***** DATA LISTING *****

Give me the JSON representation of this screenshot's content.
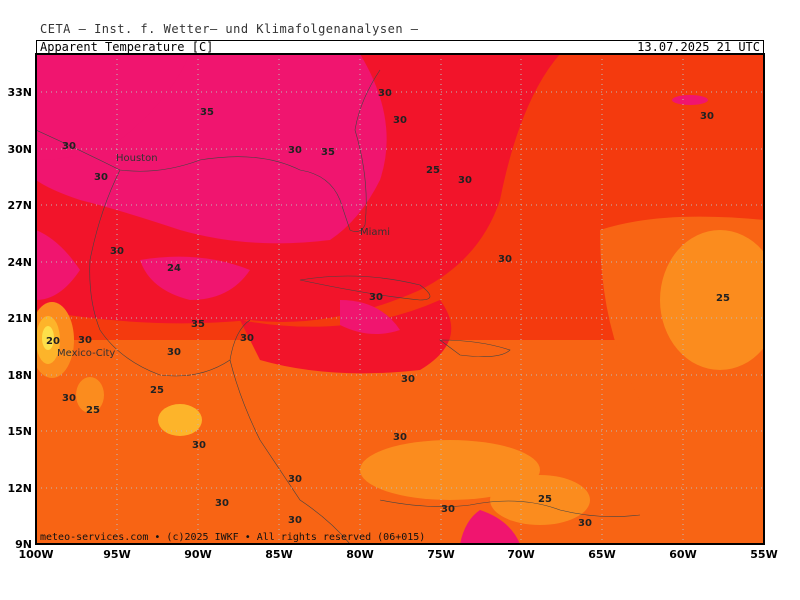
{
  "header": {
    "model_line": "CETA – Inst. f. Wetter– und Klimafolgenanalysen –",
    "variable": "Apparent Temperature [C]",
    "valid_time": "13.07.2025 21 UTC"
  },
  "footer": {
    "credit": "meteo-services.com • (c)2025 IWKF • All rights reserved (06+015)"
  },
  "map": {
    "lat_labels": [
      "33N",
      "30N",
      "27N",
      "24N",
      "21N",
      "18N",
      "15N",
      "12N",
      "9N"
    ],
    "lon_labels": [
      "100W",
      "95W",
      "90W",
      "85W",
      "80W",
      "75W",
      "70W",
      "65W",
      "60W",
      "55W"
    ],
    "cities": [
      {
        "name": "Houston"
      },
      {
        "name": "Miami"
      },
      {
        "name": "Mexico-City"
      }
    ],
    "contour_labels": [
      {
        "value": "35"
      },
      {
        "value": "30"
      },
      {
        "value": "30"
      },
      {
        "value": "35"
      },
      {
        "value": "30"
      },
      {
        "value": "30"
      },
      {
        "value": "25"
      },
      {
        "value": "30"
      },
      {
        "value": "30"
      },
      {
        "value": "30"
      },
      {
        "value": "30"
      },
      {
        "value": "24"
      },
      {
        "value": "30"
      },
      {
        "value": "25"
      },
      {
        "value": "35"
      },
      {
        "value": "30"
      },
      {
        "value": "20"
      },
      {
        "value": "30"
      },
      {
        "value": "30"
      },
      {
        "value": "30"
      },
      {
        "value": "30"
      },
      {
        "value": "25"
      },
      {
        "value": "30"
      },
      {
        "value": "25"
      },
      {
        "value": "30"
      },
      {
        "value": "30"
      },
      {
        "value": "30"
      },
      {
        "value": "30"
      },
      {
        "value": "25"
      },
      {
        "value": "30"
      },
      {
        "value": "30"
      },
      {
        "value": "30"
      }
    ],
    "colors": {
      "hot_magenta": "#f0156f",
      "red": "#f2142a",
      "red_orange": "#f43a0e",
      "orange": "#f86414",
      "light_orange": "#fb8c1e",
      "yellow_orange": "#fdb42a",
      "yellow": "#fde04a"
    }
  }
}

*****

## JOB:
Print all of the entries word for word. Skip any images they contain.

## RESPONSE TO THIS EXERCISE:
Give me the JSON representation of this screenshot's content.
{
  "header": {
    "model_line": "CETA – Inst. f. Wetter– und Klimafolgenanalysen –",
    "variable": "Apparent Temperature [C]",
    "valid_time": "13.07.2025 21 UTC"
  },
  "footer": {
    "credit": "meteo-services.com • (c)2025 IWKF • All rights reserved (06+015)"
  },
  "map": {
    "lat_labels": [
      "33N",
      "30N",
      "27N",
      "24N",
      "21N",
      "18N",
      "15N",
      "12N",
      "9N"
    ],
    "lon_labels": [
      "100W",
      "95W",
      "90W",
      "85W",
      "80W",
      "75W",
      "70W",
      "65W",
      "60W",
      "55W"
    ],
    "cities": [
      {
        "name": "Houston"
      },
      {
        "name": "Miami"
      },
      {
        "name": "Mexico-City"
      }
    ],
    "contour_labels": [
      {
        "value": "35"
      },
      {
        "value": "30"
      },
      {
        "value": "30"
      },
      {
        "value": "35"
      },
      {
        "value": "30"
      },
      {
        "value": "30"
      },
      {
        "value": "25"
      },
      {
        "value": "30"
      },
      {
        "value": "30"
      },
      {
        "value": "30"
      },
      {
        "value": "30"
      },
      {
        "value": "24"
      },
      {
        "value": "30"
      },
      {
        "value": "25"
      },
      {
        "value": "35"
      },
      {
        "value": "30"
      },
      {
        "value": "20"
      },
      {
        "value": "30"
      },
      {
        "value": "30"
      },
      {
        "value": "30"
      },
      {
        "value": "30"
      },
      {
        "value": "25"
      },
      {
        "value": "30"
      },
      {
        "value": "25"
      },
      {
        "value": "30"
      },
      {
        "value": "30"
      },
      {
        "value": "30"
      },
      {
        "value": "30"
      },
      {
        "value": "25"
      },
      {
        "value": "30"
      },
      {
        "value": "30"
      },
      {
        "value": "30"
      }
    ],
    "colors": {
      "hot_magenta": "#f0156f",
      "red": "#f2142a",
      "red_orange": "#f43a0e",
      "orange": "#f86414",
      "light_orange": "#fb8c1e",
      "yellow_orange": "#fdb42a",
      "yellow": "#fde04a"
    }
  }
}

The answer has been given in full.